▸ Directive
Only lines with the string "ΘΕΣΣΑΛΟΝΙΚΗΣ" matter here; gather them from the material below.

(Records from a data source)
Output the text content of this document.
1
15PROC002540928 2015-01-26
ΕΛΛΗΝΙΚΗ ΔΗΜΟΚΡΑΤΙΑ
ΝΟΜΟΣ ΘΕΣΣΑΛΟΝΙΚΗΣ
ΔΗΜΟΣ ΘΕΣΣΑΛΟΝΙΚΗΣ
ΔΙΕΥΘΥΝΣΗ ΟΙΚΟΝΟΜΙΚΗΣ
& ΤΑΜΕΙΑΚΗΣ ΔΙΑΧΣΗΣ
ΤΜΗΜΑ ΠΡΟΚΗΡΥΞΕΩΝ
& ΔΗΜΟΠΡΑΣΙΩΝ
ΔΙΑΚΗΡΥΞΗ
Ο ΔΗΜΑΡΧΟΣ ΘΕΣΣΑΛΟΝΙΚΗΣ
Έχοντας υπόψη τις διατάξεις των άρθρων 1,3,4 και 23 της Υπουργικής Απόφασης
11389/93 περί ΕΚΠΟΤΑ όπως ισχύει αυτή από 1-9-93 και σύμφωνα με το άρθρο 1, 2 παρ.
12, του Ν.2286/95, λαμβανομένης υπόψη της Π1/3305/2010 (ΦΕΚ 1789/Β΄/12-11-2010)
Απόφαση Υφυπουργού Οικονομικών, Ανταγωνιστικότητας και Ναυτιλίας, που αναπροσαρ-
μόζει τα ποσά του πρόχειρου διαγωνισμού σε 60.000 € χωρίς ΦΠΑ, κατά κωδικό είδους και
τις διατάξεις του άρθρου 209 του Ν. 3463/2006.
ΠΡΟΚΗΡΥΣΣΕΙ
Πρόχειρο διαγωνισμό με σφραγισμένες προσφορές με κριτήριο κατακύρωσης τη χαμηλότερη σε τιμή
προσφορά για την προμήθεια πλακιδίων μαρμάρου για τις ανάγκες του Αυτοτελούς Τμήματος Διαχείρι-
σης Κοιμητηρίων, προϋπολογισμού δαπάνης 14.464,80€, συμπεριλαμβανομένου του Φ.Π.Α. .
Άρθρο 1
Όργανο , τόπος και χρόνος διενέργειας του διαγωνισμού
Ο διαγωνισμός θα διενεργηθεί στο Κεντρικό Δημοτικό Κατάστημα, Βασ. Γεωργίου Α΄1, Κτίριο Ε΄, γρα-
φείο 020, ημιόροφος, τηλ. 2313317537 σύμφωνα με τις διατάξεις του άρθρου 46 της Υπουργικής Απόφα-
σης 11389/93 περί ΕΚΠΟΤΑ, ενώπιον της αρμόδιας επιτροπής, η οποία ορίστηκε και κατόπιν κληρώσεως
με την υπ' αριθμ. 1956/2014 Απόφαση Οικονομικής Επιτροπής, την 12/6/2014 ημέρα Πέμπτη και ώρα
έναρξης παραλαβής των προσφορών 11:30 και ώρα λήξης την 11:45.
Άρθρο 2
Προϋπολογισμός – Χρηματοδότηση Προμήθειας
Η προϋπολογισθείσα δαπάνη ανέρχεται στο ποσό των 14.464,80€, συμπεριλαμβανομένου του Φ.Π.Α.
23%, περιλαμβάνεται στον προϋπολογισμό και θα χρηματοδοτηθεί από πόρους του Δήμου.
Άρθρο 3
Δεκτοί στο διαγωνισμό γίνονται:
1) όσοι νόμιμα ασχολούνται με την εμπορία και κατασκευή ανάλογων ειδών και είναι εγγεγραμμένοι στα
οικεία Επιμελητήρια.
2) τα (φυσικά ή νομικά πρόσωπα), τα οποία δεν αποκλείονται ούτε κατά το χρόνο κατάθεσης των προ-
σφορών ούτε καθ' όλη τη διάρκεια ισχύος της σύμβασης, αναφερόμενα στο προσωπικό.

▸ Expected answer
ΝΟΜΟΣ ΘΕΣΣΑΛΟΝΙΚΗΣ
ΔΗΜΟΣ ΘΕΣΣΑΛΟΝΙΚΗΣ
Ο ΔΗΜΑΡΧΟΣ ΘΕΣΣΑΛΟΝΙΚΗΣ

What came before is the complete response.